----- Information provided -----

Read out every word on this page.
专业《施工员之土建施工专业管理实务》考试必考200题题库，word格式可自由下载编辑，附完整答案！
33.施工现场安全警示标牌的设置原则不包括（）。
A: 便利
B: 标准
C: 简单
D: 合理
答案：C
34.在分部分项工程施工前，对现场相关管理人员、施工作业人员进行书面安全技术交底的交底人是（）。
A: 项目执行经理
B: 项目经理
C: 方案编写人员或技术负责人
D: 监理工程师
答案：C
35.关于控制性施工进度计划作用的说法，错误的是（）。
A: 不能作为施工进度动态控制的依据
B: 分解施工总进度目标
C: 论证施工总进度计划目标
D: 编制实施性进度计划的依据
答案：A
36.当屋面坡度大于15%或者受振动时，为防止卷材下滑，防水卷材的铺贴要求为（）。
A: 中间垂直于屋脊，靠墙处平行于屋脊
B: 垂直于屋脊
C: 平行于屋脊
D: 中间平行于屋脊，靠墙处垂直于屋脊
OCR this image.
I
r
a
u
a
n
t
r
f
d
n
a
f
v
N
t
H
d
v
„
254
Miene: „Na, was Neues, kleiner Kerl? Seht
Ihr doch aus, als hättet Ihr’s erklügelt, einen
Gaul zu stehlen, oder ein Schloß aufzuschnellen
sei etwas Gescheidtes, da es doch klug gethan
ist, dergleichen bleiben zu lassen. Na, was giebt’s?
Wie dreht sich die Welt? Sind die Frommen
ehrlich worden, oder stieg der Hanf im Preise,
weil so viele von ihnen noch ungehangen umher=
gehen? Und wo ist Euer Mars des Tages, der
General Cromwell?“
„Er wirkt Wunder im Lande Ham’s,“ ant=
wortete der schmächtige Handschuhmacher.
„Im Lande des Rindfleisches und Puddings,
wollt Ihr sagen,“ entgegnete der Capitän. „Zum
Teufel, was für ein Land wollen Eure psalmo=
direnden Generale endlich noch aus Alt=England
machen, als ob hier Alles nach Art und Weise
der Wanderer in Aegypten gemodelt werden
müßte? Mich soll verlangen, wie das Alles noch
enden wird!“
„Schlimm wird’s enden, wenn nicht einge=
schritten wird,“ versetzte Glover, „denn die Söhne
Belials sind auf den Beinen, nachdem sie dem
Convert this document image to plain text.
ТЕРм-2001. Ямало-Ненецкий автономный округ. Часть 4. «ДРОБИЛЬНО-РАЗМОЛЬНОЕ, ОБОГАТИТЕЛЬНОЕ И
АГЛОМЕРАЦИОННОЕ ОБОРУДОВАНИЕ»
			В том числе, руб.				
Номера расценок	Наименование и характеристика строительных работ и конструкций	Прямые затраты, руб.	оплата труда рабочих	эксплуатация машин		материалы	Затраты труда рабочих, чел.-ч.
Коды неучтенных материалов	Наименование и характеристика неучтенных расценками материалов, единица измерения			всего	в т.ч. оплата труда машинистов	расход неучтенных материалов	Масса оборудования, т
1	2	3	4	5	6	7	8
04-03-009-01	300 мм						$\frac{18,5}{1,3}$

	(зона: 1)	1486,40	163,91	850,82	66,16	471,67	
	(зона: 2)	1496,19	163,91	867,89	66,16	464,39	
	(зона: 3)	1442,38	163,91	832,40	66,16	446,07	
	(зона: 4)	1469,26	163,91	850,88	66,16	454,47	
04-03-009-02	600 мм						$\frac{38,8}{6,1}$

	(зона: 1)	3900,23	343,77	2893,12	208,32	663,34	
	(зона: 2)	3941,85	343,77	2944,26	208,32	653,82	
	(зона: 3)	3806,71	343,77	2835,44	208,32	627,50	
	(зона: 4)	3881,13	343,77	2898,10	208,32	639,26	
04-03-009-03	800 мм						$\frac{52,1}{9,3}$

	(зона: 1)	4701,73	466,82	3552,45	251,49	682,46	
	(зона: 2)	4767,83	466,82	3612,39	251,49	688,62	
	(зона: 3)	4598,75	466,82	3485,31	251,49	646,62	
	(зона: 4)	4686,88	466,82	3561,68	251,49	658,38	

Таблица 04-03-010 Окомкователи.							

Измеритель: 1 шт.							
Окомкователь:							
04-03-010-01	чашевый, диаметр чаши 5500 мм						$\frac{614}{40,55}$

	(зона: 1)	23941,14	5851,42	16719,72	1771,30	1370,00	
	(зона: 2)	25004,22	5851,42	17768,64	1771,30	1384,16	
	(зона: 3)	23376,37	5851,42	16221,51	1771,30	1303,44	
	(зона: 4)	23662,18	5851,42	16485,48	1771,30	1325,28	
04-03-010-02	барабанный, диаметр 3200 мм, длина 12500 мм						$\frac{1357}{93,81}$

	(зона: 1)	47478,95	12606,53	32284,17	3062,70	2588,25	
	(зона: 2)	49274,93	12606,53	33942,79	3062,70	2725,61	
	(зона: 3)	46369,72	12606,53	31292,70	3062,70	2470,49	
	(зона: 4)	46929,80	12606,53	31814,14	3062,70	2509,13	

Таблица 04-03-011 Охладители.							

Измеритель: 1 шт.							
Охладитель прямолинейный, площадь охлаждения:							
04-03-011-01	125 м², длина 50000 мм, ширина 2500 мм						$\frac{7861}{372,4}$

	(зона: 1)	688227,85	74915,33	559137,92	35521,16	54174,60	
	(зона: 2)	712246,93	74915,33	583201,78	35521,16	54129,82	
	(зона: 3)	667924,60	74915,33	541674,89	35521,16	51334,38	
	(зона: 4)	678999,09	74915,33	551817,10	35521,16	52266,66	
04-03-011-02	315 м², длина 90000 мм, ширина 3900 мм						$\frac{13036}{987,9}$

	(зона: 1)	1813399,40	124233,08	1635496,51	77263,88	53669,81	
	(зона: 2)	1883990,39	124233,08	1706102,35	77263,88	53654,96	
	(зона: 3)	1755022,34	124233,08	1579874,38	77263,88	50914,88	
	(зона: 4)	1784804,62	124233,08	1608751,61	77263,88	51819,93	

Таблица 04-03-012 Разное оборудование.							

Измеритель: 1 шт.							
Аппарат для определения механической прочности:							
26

-----

Prompt: Every entry needs to be retyped exactly.

Reply to the task:
Read out every word on this page.
专业《施工员之土建施工专业管理实务》考试必考200题题库，word格式可自由下载编辑，附完整答案！
33.施工现场安全警示标牌的设置原则不包括（）。
A: 便利
B: 标准
C: 简单
D: 合理
答案：C
34.在分部分项工程施工前，对现场相关管理人员、施工作业人员进行书面安全技术交底的交底人是（）。
A: 项目执行经理
B: 项目经理
C: 方案编写人员或技术负责人
D: 监理工程师
答案：C
35.关于控制性施工进度计划作用的说法，错误的是（）。
A: 不能作为施工进度动态控制的依据
B: 分解施工总进度目标
C: 论证施工总进度计划目标
D: 编制实施性进度计划的依据
答案：A
36.当屋面坡度大于15%或者受振动时，为防止卷材下滑，防水卷材的铺贴要求为（）。
A: 中间垂直于屋脊，靠墙处平行于屋脊
B: 垂直于屋脊
C: 平行于屋脊
D: 中间平行于屋脊，靠墙处垂直于屋脊
OCR this image.
I
r
a
u
a
n
t
r
f
d
n
a
f
v
N
t
H
d
v
„
254
Miene: „Na, was Neues, kleiner Kerl? Seht
Ihr doch aus, als hättet Ihr’s erklügelt, einen
Gaul zu stehlen, oder ein Schloß aufzuschnellen
sei etwas Gescheidtes, da es doch klug gethan
ist, dergleichen bleiben zu lassen. Na, was giebt’s?
Wie dreht sich die Welt? Sind die Frommen
ehrlich worden, oder stieg der Hanf im Preise,
weil so viele von ihnen noch ungehangen umher=
gehen? Und wo ist Euer Mars des Tages, der
General Cromwell?“
„Er wirkt Wunder im Lande Ham’s,“ ant=
wortete der schmächtige Handschuhmacher.
„Im Lande des Rindfleisches und Puddings,
wollt Ihr sagen,“ entgegnete der Capitän. „Zum
Teufel, was für ein Land wollen Eure psalmo=
direnden Generale endlich noch aus Alt=England
machen, als ob hier Alles nach Art und Weise
der Wanderer in Aegypten gemodelt werden
müßte? Mich soll verlangen, wie das Alles noch
enden wird!“
„Schlimm wird’s enden, wenn nicht einge=
schritten wird,“ versetzte Glover, „denn die Söhne
Belials sind auf den Beinen, nachdem sie dem
Convert this document image to plain text.
ТЕРм-2001. Ямало-Ненецкий автономный округ. Часть 4. «ДРОБИЛЬНО-РАЗМОЛЬНОЕ, ОБОГАТИТЕЛЬНОЕ И
АГЛОМЕРАЦИОННОЕ ОБОРУДОВАНИЕ»
			В том числе, руб.				
Номера расценок	Наименование и характеристика строительных работ и конструкций	Прямые затраты, руб.	оплата труда рабочих	эксплуатация машин		материалы	Затраты труда рабочих, чел.-ч.
Коды неучтенных материалов	Наименование и характеристика неучтенных расценками материалов, единица измерения			всего	в т.ч. оплата труда машинистов	расход неучтенных материалов	Масса оборудования, т
1	2	3	4	5	6	7	8
04-03-009-01	300 мм						$\frac{18,5}{1,3}$

	(зона: 1)	1486,40	163,91	850,82	66,16	471,67	
	(зона: 2)	1496,19	163,91	867,89	66,16	464,39	
	(зона: 3)	1442,38	163,91	832,40	66,16	446,07	
	(зона: 4)	1469,26	163,91	850,88	66,16	454,47	
04-03-009-02	600 мм						$\frac{38,8}{6,1}$

	(зона: 1)	3900,23	343,77	2893,12	208,32	663,34	
	(зона: 2)	3941,85	343,77	2944,26	208,32	653,82	
	(зона: 3)	3806,71	343,77	2835,44	208,32	627,50	
	(зона: 4)	3881,13	343,77	2898,10	208,32	639,26	
04-03-009-03	800 мм						$\frac{52,1}{9,3}$

	(зона: 1)	4701,73	466,82	3552,45	251,49	682,46	
	(зона: 2)	4767,83	466,82	3612,39	251,49	688,62	
	(зона: 3)	4598,75	466,82	3485,31	251,49	646,62	
	(зона: 4)	4686,88	466,82	3561,68	251,49	658,38	

Таблица 04-03-010 Окомкователи.							

Измеритель: 1 шт.							
Окомкователь:							
04-03-010-01	чашевый, диаметр чаши 5500 мм						$\frac{614}{40,55}$

	(зона: 1)	23941,14	5851,42	16719,72	1771,30	1370,00	
	(зона: 2)	25004,22	5851,42	17768,64	1771,30	1384,16	
	(зона: 3)	23376,37	5851,42	16221,51	1771,30	1303,44	
	(зона: 4)	23662,18	5851,42	16485,48	1771,30	1325,28	
04-03-010-02	барабанный, диаметр 3200 мм, длина 12500 мм						$\frac{1357}{93,81}$

	(зона: 1)	47478,95	12606,53	32284,17	3062,70	2588,25	
	(зона: 2)	49274,93	12606,53	33942,79	3062,70	2725,61	
	(зона: 3)	46369,72	12606,53	31292,70	3062,70	2470,49	
	(зона: 4)	46929,80	12606,53	31814,14	3062,70	2509,13	

Таблица 04-03-011 Охладители.							

Измеритель: 1 шт.							
Охладитель прямолинейный, площадь охлаждения:							
04-03-011-01	125 м², длина 50000 мм, ширина 2500 мм						$\frac{7861}{372,4}$

	(зона: 1)	688227,85	74915,33	559137,92	35521,16	54174,60	
	(зона: 2)	712246,93	74915,33	583201,78	35521,16	54129,82	
	(зона: 3)	667924,60	74915,33	541674,89	35521,16	51334,38	
	(зона: 4)	678999,09	74915,33	551817,10	35521,16	52266,66	
04-03-011-02	315 м², длина 90000 мм, ширина 3900 мм						$\frac{13036}{987,9}$

	(зона: 1)	1813399,40	124233,08	1635496,51	77263,88	53669,81	
	(зона: 2)	1883990,39	124233,08	1706102,35	77263,88	53654,96	
	(зона: 3)	1755022,34	124233,08	1579874,38	77263,88	50914,88	
	(зона: 4)	1784804,62	124233,08	1608751,61	77263,88	51819,93	

Таблица 04-03-012 Разное оборудование.							

Измеритель: 1 шт.							
Аппарат для определения механической прочности:							
26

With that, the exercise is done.